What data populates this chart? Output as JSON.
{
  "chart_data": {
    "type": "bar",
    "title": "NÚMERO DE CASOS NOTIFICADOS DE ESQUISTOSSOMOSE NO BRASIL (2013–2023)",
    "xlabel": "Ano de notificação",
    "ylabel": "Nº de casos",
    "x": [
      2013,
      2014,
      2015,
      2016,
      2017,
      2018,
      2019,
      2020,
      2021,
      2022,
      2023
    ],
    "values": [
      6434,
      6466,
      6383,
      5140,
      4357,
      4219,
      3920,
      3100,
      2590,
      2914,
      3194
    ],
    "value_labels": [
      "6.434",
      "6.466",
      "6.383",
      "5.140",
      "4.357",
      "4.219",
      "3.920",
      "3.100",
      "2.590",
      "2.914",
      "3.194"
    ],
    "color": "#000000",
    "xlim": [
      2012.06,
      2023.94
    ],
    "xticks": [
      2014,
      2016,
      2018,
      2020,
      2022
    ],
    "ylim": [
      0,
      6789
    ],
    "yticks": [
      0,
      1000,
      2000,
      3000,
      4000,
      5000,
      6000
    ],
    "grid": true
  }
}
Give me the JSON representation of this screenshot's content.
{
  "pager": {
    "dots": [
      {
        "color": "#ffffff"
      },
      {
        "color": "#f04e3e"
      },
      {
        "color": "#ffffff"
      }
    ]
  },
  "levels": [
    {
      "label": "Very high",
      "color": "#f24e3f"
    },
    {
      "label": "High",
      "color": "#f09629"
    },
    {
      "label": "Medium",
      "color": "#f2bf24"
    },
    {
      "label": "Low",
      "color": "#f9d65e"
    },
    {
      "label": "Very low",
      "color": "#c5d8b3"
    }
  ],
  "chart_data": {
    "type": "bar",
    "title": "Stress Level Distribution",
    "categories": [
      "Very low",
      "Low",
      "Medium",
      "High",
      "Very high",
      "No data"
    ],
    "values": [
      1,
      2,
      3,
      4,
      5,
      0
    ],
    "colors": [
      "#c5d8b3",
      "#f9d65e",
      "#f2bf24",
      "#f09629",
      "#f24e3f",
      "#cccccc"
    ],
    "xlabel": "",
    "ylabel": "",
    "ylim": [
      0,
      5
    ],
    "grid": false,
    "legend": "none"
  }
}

◇ ◇ ◇ ◇ ◇ ◇ ◇

REQUIREMENT: Your task is to repeat the data exactly; please include every line.

THE OUTPUT:
What data populates this chart? Output as JSON.
{
  "chart_data": {
    "type": "bar",
    "title": "NÚMERO DE CASOS NOTIFICADOS DE ESQUISTOSSOMOSE NO BRASIL (2013–2023)",
    "xlabel": "Ano de notificação",
    "ylabel": "Nº de casos",
    "x": [
      2013,
      2014,
      2015,
      2016,
      2017,
      2018,
      2019,
      2020,
      2021,
      2022,
      2023
    ],
    "values": [
      6434,
      6466,
      6383,
      5140,
      4357,
      4219,
      3920,
      3100,
      2590,
      2914,
      3194
    ],
    "value_labels": [
      "6.434",
      "6.466",
      "6.383",
      "5.140",
      "4.357",
      "4.219",
      "3.920",
      "3.100",
      "2.590",
      "2.914",
      "3.194"
    ],
    "color": "#000000",
    "xlim": [
      2012.06,
      2023.94
    ],
    "xticks": [
      2014,
      2016,
      2018,
      2020,
      2022
    ],
    "ylim": [
      0,
      6789
    ],
    "yticks": [
      0,
      1000,
      2000,
      3000,
      4000,
      5000,
      6000
    ],
    "grid": true
  }
}
Give me the JSON representation of this screenshot's content.
{
  "pager": {
    "dots": [
      {
        "color": "#ffffff"
      },
      {
        "color": "#f04e3e"
      },
      {
        "color": "#ffffff"
      }
    ]
  },
  "levels": [
    {
      "label": "Very high",
      "color": "#f24e3f"
    },
    {
      "label": "High",
      "color": "#f09629"
    },
    {
      "label": "Medium",
      "color": "#f2bf24"
    },
    {
      "label": "Low",
      "color": "#f9d65e"
    },
    {
      "label": "Very low",
      "color": "#c5d8b3"
    }
  ],
  "chart_data": {
    "type": "bar",
    "title": "Stress Level Distribution",
    "categories": [
      "Very low",
      "Low",
      "Medium",
      "High",
      "Very high",
      "No data"
    ],
    "values": [
      1,
      2,
      3,
      4,
      5,
      0
    ],
    "colors": [
      "#c5d8b3",
      "#f9d65e",
      "#f2bf24",
      "#f09629",
      "#f24e3f",
      "#cccccc"
    ],
    "xlabel": "",
    "ylabel": "",
    "ylim": [
      0,
      5
    ],
    "grid": false,
    "legend": "none"
  }
}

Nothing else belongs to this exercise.